Task directions: Copy out every line of the listing below, character for character.

+ + + +

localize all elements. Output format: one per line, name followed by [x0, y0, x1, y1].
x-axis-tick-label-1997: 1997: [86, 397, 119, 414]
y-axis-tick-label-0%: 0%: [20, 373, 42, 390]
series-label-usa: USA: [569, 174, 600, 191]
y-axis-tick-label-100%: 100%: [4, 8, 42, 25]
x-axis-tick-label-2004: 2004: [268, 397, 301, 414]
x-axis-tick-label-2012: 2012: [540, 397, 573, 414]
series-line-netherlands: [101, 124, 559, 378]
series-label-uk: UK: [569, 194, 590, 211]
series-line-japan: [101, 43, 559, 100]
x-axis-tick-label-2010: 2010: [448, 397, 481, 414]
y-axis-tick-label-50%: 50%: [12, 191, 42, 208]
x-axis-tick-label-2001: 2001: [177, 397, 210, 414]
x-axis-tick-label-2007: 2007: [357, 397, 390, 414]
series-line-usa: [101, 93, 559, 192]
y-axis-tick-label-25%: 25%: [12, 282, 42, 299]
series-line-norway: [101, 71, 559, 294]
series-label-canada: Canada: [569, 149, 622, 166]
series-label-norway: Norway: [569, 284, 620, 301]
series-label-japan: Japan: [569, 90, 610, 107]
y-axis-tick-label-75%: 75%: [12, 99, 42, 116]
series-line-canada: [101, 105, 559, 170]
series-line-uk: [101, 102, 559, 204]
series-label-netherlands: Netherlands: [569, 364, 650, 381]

+ + + +

Exercise result:
localize all elements. Output format: one per line, name followed by [x0, y0, x1, y1].
x-axis-tick-label-1997: 1997: [86, 397, 119, 414]
y-axis-tick-label-0%: 0%: [20, 373, 42, 390]
series-label-usa: USA: [569, 174, 600, 191]
y-axis-tick-label-100%: 100%: [4, 8, 42, 25]
x-axis-tick-label-2004: 2004: [268, 397, 301, 414]
x-axis-tick-label-2012: 2012: [540, 397, 573, 414]
series-line-netherlands: [101, 124, 559, 378]
series-label-uk: UK: [569, 194, 590, 211]
series-line-japan: [101, 43, 559, 100]
x-axis-tick-label-2010: 2010: [448, 397, 481, 414]
y-axis-tick-label-50%: 50%: [12, 191, 42, 208]
x-axis-tick-label-2001: 2001: [177, 397, 210, 414]
x-axis-tick-label-2007: 2007: [357, 397, 390, 414]
series-line-usa: [101, 93, 559, 192]
y-axis-tick-label-25%: 25%: [12, 282, 42, 299]
series-line-norway: [101, 71, 559, 294]
series-label-canada: Canada: [569, 149, 622, 166]
series-label-norway: Norway: [569, 284, 620, 301]
series-label-japan: Japan: [569, 90, 610, 107]
y-axis-tick-label-75%: 75%: [12, 99, 42, 116]
series-line-canada: [101, 105, 559, 170]
series-line-uk: [101, 102, 559, 204]
series-label-netherlands: Netherlands: [569, 364, 650, 381]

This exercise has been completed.